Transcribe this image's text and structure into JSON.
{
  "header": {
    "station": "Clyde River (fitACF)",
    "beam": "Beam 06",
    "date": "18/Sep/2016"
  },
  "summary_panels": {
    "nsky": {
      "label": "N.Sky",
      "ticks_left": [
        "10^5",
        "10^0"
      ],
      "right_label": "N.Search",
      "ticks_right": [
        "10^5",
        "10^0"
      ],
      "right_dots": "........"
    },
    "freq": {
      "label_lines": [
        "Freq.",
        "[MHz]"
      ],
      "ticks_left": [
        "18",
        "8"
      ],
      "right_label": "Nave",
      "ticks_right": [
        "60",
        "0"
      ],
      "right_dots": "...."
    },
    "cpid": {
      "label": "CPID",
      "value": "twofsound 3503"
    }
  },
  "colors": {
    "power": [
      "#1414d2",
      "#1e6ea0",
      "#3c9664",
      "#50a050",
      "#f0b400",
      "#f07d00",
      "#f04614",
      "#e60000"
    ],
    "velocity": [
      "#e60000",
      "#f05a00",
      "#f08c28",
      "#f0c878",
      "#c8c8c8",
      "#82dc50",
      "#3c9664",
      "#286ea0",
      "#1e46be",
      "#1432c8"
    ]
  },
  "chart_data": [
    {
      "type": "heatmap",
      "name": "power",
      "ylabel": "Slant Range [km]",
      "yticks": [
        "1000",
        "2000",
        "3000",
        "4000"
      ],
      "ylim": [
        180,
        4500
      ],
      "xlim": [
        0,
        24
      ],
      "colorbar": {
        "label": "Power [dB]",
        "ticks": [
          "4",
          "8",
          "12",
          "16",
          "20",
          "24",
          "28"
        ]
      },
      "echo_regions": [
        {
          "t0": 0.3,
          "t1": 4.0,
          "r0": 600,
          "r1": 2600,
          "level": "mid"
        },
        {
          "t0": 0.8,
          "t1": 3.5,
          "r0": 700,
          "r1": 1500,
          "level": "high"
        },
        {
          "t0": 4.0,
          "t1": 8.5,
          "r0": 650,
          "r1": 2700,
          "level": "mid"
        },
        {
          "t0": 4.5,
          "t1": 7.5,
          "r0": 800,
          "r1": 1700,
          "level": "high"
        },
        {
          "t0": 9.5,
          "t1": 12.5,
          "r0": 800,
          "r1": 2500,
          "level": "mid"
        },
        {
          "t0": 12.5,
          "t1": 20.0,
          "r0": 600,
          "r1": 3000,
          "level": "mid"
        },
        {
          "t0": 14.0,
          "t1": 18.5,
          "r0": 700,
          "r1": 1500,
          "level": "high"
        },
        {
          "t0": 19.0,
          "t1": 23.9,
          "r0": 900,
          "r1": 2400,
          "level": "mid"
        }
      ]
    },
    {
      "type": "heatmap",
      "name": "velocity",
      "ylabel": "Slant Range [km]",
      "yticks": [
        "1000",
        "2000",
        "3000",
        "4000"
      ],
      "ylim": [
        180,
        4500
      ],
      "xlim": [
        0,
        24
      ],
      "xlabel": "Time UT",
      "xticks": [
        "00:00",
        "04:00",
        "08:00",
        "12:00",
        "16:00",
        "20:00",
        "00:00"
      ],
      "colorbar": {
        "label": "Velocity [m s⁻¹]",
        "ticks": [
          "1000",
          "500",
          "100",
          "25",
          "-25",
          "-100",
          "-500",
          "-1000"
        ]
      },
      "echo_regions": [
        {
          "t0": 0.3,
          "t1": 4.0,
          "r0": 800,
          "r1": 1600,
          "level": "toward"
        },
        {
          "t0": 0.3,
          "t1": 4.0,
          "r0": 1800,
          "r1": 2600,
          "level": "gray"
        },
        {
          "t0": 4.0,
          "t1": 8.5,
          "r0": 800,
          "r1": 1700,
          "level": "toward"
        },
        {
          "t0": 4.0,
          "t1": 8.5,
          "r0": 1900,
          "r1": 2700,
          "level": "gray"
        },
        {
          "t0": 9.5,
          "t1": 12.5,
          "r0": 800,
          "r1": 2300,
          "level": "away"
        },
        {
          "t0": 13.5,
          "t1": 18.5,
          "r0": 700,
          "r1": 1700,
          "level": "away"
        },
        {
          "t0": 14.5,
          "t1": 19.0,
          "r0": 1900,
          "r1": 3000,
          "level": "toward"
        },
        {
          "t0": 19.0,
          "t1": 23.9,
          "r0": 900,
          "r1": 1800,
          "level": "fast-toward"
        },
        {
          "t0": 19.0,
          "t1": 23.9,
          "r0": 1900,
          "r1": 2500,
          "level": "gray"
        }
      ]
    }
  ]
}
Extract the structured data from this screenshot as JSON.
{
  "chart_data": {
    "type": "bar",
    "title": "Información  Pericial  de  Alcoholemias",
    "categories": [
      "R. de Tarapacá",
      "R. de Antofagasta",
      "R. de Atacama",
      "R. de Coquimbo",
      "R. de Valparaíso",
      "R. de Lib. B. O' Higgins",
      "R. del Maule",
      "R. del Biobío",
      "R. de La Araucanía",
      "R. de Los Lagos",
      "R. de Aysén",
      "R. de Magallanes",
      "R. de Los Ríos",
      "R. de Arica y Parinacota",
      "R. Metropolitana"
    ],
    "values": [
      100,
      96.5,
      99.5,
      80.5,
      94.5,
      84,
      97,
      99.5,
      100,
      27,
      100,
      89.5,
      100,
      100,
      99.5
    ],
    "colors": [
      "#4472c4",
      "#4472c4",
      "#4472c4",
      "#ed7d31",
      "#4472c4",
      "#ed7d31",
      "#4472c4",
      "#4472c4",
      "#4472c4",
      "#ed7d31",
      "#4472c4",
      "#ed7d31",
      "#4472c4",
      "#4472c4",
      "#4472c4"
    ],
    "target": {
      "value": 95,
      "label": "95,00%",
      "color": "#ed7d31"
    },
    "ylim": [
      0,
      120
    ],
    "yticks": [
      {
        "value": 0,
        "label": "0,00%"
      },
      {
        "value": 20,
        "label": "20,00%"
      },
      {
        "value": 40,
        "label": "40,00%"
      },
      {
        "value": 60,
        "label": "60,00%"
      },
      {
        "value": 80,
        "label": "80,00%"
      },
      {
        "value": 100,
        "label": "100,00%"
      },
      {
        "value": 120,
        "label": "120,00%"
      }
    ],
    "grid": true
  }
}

----

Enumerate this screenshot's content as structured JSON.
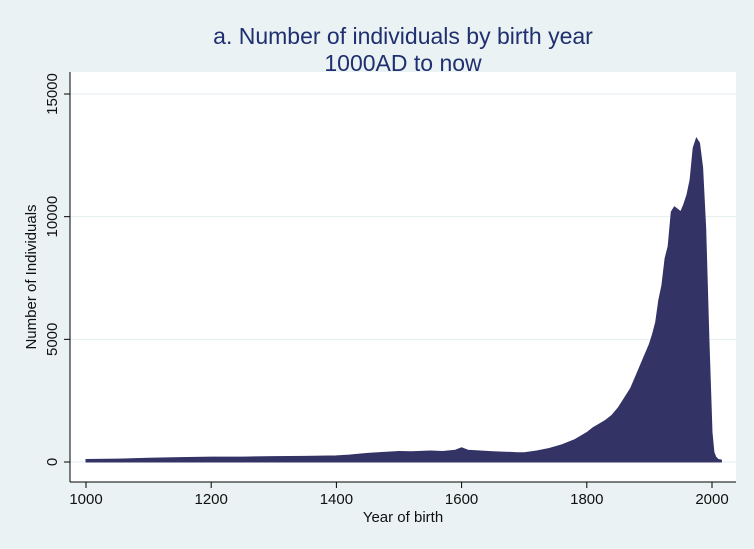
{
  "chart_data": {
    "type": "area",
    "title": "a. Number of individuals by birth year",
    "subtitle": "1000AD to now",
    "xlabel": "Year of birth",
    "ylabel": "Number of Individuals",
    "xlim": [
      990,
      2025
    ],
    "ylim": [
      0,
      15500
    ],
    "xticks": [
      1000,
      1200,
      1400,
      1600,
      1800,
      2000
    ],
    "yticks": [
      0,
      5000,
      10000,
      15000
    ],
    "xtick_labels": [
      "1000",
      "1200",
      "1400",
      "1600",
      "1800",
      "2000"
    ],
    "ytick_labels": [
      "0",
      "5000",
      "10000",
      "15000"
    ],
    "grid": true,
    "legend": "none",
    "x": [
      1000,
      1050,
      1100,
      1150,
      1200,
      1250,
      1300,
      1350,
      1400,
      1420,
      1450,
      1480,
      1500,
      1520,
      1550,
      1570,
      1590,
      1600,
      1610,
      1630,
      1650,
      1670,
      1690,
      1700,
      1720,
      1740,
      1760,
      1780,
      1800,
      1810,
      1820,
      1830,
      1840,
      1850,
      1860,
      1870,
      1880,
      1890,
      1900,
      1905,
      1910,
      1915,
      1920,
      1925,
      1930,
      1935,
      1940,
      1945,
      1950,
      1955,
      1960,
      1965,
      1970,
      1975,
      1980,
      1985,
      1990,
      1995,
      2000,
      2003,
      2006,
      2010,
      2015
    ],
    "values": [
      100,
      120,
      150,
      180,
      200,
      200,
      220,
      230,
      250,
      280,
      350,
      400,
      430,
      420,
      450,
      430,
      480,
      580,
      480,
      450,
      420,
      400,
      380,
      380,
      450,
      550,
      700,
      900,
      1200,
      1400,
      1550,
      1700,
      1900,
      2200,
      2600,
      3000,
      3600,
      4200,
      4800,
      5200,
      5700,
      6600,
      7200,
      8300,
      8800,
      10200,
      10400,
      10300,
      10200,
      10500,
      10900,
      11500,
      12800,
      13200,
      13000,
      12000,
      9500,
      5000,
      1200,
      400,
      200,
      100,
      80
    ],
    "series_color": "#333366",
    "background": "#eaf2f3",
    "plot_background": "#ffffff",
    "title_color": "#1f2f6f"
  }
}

----

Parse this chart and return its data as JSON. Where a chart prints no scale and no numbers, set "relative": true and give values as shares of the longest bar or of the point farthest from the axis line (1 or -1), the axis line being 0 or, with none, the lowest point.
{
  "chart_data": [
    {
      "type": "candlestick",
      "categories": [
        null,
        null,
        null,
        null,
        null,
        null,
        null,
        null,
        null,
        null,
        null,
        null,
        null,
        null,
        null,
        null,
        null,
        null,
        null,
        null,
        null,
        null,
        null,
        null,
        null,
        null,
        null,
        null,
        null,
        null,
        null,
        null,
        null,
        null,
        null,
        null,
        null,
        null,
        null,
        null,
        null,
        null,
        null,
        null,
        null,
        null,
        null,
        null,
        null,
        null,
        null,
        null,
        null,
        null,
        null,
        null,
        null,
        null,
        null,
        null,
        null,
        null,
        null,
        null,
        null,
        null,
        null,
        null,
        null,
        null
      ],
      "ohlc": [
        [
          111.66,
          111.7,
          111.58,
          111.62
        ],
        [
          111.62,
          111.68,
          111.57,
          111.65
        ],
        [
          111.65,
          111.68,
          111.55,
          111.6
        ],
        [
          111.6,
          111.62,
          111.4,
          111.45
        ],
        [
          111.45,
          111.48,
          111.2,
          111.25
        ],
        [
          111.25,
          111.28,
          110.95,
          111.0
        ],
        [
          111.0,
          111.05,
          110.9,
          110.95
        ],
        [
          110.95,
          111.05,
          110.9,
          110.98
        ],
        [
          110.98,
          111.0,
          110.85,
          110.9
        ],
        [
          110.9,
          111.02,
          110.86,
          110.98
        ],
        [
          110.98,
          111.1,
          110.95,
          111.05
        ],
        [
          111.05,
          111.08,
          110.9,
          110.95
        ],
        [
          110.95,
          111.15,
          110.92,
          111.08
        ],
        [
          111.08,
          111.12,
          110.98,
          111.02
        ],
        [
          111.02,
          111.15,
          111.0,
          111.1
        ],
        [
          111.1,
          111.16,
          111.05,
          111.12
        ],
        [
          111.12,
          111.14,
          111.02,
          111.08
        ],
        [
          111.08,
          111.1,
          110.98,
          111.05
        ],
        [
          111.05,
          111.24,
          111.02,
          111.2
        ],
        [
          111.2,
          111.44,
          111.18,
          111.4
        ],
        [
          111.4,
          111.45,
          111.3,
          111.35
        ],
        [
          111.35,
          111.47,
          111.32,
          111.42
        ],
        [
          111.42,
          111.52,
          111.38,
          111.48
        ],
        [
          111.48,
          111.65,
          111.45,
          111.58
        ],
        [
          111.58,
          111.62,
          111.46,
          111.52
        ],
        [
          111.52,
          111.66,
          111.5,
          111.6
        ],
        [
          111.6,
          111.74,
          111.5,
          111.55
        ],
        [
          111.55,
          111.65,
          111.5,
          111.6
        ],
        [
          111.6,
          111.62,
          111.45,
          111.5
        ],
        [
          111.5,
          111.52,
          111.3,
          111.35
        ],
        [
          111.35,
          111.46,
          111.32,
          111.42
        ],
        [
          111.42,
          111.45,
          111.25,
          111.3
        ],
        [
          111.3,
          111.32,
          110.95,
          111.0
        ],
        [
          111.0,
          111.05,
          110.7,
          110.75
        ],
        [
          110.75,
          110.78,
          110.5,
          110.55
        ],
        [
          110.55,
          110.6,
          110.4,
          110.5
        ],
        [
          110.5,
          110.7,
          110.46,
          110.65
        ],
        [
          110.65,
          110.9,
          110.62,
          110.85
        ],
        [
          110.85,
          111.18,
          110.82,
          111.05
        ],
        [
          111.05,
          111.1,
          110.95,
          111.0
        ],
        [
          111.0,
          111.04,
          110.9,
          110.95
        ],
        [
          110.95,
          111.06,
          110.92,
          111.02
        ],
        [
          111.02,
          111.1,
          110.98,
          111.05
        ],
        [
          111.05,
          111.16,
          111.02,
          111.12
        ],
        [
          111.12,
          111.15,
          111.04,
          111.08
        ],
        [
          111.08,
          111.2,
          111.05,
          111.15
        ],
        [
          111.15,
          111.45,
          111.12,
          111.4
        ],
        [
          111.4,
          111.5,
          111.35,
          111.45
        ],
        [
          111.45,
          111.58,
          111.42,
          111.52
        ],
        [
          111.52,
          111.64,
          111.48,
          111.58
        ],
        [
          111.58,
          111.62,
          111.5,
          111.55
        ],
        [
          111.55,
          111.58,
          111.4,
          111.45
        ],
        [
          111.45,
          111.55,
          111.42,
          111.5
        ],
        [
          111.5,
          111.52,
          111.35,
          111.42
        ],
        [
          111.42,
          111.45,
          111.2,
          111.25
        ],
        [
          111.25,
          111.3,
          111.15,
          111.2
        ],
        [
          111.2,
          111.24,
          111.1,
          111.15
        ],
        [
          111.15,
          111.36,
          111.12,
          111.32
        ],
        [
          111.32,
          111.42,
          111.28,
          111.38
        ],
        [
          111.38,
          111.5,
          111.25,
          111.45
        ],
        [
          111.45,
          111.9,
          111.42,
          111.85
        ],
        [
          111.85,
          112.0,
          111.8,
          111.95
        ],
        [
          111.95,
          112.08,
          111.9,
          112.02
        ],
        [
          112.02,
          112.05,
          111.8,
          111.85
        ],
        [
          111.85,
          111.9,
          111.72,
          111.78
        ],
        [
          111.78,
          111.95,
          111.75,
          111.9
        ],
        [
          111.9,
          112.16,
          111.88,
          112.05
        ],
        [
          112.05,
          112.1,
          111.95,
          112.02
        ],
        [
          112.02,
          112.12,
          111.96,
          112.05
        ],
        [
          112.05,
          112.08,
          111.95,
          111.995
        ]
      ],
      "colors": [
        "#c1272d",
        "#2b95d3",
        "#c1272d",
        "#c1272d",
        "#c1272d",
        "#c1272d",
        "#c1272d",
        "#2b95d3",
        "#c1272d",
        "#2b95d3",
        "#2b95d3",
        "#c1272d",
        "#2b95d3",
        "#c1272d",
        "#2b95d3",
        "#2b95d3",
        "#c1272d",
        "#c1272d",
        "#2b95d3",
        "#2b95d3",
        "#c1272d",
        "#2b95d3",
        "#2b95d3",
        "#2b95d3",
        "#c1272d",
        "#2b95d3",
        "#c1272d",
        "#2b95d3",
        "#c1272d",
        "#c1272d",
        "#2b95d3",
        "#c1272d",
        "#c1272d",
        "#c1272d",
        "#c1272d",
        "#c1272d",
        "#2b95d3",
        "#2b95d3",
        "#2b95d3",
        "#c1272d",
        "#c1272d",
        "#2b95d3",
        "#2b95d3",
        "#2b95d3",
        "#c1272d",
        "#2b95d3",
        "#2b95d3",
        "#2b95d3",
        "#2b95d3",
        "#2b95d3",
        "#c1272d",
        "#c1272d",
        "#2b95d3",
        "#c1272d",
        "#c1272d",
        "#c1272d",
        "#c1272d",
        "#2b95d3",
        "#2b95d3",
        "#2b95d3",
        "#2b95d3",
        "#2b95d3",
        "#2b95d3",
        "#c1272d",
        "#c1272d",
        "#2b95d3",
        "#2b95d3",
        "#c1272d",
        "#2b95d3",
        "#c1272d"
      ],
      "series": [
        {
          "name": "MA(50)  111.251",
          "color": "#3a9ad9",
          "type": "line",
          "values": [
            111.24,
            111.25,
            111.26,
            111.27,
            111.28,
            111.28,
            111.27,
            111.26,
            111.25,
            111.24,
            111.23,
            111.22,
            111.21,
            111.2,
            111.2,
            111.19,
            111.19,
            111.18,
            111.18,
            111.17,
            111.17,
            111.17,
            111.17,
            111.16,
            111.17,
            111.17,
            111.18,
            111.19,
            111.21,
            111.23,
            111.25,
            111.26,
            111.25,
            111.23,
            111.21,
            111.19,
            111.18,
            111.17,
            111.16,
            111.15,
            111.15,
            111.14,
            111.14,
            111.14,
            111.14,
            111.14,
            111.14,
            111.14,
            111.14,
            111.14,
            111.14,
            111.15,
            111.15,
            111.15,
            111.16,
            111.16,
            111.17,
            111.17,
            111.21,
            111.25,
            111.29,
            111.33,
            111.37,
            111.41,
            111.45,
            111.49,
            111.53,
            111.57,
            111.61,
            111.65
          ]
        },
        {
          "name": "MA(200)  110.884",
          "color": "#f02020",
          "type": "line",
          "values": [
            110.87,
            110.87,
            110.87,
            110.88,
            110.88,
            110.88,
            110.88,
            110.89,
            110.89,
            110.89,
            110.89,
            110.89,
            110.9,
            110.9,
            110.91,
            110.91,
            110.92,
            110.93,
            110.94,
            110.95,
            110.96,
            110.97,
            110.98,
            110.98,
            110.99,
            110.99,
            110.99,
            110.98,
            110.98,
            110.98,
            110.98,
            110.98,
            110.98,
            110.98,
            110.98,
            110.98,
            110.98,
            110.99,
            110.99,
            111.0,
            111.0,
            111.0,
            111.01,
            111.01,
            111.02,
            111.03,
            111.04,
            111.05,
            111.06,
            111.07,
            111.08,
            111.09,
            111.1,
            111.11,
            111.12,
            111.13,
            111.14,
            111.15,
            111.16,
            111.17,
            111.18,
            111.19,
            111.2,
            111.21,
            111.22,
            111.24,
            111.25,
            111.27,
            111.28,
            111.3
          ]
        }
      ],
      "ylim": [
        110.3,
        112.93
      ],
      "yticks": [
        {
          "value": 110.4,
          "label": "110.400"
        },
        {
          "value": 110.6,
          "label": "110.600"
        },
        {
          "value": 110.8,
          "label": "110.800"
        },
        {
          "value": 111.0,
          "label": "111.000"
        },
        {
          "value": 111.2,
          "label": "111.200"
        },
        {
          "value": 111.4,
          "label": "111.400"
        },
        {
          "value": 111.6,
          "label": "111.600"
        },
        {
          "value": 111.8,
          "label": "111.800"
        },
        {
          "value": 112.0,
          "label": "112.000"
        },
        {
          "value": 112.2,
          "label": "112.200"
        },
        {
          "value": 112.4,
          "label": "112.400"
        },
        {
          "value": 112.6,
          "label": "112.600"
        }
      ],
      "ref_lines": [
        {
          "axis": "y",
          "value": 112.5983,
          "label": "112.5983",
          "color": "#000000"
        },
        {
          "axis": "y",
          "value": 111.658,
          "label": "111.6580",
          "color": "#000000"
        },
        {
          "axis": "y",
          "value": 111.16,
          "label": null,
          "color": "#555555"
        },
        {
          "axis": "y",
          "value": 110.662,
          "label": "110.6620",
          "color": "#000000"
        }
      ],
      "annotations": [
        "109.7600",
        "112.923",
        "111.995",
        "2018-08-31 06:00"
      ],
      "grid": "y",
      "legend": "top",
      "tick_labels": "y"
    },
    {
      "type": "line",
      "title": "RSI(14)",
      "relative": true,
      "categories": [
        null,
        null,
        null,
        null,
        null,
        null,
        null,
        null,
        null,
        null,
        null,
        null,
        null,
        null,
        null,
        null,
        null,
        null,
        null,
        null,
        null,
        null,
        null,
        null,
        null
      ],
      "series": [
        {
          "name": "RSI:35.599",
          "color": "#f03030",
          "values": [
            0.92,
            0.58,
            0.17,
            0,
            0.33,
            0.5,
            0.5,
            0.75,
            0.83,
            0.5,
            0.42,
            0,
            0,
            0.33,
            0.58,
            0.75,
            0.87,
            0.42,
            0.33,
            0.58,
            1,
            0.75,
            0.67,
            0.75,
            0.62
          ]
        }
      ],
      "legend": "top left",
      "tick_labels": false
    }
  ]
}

----

[Your goal]: In the entries above, find each line with the word "relative" and copy it.

[Final result]:
Parse this chart and return its data as JSON. Where a chart prints no scale and no numbers, set "relative": true and give values as shares of the longest bar or of the point farthest from the axis line (1 or -1), the axis line being 0 or, with none, the lowest point.
      "relative": true,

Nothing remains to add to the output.